DATASET EXCERPTS |

====

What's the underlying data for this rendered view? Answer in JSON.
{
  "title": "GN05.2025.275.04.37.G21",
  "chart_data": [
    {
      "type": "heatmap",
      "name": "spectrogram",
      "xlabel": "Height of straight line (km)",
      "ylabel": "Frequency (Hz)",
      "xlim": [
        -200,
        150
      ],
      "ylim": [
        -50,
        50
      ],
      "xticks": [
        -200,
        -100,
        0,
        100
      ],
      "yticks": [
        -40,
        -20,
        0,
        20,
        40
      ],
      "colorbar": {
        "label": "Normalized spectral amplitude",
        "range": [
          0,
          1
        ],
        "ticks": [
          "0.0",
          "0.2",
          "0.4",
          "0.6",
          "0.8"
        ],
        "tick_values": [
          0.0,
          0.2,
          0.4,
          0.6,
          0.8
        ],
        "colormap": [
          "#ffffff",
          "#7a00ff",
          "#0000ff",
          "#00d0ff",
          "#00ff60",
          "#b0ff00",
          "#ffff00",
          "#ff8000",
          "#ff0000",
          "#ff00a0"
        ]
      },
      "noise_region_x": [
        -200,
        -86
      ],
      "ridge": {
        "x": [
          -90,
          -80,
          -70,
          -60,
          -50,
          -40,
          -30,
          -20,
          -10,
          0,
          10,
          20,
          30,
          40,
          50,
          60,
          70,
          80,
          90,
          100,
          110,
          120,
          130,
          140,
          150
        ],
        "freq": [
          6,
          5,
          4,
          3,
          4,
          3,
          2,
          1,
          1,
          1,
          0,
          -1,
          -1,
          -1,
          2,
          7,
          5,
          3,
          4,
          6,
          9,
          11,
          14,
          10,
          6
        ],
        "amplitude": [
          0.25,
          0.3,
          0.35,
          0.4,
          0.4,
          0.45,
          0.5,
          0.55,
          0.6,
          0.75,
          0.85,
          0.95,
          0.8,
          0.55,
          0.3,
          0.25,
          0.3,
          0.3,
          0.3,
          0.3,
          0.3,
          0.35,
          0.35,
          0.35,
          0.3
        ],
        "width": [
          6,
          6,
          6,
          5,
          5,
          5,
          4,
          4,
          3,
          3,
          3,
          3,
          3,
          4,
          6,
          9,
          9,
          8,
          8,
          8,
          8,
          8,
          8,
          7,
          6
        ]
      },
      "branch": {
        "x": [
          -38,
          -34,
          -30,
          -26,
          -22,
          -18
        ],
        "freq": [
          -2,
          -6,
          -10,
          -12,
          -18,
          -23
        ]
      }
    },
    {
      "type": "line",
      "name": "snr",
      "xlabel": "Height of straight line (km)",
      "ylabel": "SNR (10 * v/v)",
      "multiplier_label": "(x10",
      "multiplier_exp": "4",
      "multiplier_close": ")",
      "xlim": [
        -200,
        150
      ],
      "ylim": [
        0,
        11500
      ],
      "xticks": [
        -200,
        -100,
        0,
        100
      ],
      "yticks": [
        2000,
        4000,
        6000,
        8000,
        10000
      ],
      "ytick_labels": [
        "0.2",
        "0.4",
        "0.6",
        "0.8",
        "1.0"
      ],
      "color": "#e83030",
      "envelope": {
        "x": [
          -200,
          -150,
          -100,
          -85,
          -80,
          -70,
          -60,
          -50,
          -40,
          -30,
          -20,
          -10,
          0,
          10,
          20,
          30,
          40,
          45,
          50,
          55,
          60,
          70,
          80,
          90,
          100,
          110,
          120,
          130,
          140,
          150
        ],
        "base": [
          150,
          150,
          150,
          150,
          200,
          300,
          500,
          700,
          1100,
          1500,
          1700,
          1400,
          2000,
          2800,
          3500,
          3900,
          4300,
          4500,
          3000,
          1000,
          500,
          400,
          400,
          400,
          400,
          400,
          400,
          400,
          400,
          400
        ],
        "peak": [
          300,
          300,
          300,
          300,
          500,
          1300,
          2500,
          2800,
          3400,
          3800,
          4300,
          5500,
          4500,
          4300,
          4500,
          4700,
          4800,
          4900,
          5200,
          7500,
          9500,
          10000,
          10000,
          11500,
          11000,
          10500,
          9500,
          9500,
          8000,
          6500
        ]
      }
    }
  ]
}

====

EXERCISE DIRECTIONS |
Determine how many lines in the listing above hold the word "ylabel", answering with the number only.

OUTPUT OF THE TASK |
2